# [WHAT YOU SHOULD DO]
The lines to extract begin at the one containing "Give me the" and run to the end of the listing; set them down exactly and alone.

┏━━

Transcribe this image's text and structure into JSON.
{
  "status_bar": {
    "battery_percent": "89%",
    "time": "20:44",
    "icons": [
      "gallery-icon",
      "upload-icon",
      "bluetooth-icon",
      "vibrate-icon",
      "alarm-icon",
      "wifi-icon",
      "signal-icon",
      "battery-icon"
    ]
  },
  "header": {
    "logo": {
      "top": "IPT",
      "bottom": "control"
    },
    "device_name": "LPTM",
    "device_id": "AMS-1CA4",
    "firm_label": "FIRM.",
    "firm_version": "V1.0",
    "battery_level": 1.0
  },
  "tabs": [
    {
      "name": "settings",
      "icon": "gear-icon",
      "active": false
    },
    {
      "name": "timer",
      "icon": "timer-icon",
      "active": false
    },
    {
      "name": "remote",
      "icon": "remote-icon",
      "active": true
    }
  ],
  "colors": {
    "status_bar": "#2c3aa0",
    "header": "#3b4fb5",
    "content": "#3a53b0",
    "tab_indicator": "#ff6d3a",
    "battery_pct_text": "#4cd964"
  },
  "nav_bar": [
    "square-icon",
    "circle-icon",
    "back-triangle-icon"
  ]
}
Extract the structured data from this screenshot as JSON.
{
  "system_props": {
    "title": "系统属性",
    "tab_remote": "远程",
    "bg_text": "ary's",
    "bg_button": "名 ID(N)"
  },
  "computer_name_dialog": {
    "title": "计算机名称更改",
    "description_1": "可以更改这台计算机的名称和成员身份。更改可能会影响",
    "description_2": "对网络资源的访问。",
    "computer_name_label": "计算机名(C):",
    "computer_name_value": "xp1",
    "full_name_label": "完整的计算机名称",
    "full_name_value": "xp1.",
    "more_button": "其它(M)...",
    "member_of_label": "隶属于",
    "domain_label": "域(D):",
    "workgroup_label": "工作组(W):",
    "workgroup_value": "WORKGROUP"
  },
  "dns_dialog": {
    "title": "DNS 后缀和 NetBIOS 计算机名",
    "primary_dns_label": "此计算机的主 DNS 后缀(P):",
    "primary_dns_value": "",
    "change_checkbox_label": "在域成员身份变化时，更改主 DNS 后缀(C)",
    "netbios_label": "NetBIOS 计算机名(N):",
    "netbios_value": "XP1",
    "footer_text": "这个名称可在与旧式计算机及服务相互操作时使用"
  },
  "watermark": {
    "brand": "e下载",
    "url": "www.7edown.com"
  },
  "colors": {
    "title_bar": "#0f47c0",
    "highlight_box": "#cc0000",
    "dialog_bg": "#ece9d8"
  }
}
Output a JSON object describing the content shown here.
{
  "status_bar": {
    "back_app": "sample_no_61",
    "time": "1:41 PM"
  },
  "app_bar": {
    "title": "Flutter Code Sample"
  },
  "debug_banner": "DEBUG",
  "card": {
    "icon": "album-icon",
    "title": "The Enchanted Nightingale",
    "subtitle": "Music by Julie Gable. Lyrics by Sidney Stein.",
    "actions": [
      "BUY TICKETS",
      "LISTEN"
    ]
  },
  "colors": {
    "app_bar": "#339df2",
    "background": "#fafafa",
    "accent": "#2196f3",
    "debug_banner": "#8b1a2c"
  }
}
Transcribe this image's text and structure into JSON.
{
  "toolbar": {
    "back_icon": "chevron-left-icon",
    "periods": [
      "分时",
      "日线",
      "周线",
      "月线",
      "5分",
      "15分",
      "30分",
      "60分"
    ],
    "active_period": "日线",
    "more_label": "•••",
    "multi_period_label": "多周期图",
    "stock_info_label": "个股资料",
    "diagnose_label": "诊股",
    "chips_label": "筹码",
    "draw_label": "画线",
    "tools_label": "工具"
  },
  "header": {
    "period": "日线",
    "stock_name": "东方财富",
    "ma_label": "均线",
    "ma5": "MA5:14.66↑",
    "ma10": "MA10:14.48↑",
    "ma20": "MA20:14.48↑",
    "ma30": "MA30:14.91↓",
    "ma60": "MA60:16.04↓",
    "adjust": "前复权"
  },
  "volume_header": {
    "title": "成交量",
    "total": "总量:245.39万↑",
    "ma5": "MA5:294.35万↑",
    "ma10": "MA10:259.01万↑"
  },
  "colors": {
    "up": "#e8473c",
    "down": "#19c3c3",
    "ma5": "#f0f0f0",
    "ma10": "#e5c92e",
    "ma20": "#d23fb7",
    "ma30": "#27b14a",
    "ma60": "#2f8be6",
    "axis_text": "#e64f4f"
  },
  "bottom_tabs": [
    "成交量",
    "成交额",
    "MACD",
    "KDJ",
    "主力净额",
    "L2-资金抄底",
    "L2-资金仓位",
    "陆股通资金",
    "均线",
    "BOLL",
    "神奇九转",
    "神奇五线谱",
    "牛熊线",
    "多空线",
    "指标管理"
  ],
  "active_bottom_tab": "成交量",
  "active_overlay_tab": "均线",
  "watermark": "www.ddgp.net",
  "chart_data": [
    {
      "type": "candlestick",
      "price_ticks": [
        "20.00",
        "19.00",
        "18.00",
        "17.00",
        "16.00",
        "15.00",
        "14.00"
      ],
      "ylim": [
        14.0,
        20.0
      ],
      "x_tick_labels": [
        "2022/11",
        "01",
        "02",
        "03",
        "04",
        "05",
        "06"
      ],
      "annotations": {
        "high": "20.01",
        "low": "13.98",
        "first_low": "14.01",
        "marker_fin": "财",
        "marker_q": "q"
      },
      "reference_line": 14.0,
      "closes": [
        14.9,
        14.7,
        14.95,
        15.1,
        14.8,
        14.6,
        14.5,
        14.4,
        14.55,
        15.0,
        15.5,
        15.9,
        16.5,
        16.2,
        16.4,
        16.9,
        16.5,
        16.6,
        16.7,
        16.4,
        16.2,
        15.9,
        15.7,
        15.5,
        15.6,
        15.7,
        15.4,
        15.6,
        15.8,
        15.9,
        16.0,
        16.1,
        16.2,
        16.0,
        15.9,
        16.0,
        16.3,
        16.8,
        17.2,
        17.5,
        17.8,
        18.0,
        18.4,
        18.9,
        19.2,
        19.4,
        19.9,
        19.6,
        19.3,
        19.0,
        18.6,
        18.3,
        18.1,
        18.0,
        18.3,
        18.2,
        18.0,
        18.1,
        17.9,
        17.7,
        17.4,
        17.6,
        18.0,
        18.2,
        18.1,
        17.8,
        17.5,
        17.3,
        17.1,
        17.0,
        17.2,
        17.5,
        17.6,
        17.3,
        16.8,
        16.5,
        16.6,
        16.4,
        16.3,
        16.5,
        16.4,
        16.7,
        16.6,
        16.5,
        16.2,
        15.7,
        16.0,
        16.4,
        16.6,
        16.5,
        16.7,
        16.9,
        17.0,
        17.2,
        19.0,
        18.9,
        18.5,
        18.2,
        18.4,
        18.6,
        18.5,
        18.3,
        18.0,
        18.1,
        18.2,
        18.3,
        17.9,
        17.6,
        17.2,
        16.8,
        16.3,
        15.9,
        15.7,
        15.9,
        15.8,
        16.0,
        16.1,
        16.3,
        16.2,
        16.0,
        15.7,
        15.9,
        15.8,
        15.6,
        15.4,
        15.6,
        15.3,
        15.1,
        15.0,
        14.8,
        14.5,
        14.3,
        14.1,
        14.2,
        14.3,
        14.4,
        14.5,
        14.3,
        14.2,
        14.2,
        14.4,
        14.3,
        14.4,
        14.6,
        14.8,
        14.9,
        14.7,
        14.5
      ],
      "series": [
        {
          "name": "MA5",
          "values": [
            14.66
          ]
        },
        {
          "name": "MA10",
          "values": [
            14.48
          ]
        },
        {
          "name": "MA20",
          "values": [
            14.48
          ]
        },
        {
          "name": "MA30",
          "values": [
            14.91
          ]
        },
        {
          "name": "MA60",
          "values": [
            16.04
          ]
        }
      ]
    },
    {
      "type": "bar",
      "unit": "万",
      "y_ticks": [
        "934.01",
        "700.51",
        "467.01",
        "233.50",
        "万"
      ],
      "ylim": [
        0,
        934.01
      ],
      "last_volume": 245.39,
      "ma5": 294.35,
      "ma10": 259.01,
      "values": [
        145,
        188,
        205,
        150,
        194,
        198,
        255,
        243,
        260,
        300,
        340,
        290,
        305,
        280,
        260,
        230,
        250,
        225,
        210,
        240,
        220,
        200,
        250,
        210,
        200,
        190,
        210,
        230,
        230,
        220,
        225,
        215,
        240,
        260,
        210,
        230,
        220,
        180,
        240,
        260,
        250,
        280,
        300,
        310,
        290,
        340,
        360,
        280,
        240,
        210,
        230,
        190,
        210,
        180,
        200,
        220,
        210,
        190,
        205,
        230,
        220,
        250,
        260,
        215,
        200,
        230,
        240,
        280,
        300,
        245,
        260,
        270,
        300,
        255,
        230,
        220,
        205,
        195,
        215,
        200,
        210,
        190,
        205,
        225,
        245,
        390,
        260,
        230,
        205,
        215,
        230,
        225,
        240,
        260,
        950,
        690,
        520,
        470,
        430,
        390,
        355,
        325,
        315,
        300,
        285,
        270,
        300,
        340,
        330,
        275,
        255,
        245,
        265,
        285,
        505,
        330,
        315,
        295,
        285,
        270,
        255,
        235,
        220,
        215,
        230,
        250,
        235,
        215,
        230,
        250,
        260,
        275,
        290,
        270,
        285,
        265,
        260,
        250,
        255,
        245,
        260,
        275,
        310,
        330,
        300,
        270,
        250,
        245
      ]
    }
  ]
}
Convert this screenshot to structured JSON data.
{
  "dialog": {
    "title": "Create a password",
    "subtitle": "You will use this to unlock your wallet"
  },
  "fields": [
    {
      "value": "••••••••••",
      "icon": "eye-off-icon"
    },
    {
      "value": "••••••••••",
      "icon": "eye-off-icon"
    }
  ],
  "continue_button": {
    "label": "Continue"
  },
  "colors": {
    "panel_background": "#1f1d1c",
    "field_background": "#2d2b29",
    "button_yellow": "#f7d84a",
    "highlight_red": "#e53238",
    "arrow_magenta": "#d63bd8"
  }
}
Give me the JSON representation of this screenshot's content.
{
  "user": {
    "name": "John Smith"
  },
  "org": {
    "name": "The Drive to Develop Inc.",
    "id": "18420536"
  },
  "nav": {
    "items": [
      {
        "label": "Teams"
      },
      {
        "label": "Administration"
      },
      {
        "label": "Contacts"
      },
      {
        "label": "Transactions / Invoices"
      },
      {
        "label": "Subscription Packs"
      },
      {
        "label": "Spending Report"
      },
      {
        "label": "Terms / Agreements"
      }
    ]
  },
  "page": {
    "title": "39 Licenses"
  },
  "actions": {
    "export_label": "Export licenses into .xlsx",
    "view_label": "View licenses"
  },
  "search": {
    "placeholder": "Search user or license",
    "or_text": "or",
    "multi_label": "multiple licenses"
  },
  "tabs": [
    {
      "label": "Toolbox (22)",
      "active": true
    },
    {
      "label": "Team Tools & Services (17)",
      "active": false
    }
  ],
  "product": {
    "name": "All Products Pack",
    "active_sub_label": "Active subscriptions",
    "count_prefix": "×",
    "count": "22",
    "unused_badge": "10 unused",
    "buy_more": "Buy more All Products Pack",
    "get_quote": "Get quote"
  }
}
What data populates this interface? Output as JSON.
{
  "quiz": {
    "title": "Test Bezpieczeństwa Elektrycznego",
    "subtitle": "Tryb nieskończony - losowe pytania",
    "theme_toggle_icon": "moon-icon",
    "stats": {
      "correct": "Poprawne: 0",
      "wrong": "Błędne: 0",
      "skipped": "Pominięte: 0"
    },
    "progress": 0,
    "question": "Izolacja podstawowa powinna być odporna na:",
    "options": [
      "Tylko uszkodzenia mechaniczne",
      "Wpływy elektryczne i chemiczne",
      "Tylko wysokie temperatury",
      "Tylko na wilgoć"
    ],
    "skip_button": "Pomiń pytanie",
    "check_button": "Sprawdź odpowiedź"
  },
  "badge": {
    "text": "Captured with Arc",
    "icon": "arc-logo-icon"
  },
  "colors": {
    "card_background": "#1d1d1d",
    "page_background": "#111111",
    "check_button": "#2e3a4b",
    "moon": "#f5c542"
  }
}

┗━━

# [TASK ANSWER]
Give me the JSON representation of this screenshot's content.
{
  "user": {
    "name": "John Smith"
  },
  "org": {
    "name": "The Drive to Develop Inc.",
    "id": "18420536"
  },
  "nav": {
    "items": [
      {
        "label": "Teams"
      },
      {
        "label": "Administration"
      },
      {
        "label": "Contacts"
      },
      {
        "label": "Transactions / Invoices"
      },
      {
        "label": "Subscription Packs"
      },
      {
        "label": "Spending Report"
      },
      {
        "label": "Terms / Agreements"
      }
    ]
  },
  "page": {
    "title": "39 Licenses"
  },
  "actions": {
    "export_label": "Export licenses into .xlsx",
    "view_label": "View licenses"
  },
  "search": {
    "placeholder": "Search user or license",
    "or_text": "or",
    "multi_label": "multiple licenses"
  },
  "tabs": [
    {
      "label": "Toolbox (22)",
      "active": true
    },
    {
      "label": "Team Tools & Services (17)",
      "active": false
    }
  ],
  "product": {
    "name": "All Products Pack",
    "active_sub_label": "Active subscriptions",
    "count_prefix": "×",
    "count": "22",
    "unused_badge": "10 unused",
    "buy_more": "Buy more All Products Pack",
    "get_quote": "Get quote"
  }
}
What data populates this interface? Output as JSON.
{
  "quiz": {
    "title": "Test Bezpieczeństwa Elektrycznego",
    "subtitle": "Tryb nieskończony - losowe pytania",
    "theme_toggle_icon": "moon-icon",
    "stats": {
      "correct": "Poprawne: 0",
      "wrong": "Błędne: 0",
      "skipped": "Pominięte: 0"
    },
    "progress": 0,
    "question": "Izolacja podstawowa powinna być odporna na:",
    "options": [
      "Tylko uszkodzenia mechaniczne",
      "Wpływy elektryczne i chemiczne",
      "Tylko wysokie temperatury",
      "Tylko na wilgoć"
    ],
    "skip_button": "Pomiń pytanie",
    "check_button": "Sprawdź odpowiedź"
  },
  "badge": {
    "text": "Captured with Arc",
    "icon": "arc-logo-icon"
  },
  "colors": {
    "card_background": "#1d1d1d",
    "page_background": "#111111",
    "check_button": "#2e3a4b",
    "moon": "#f5c542"
  }
}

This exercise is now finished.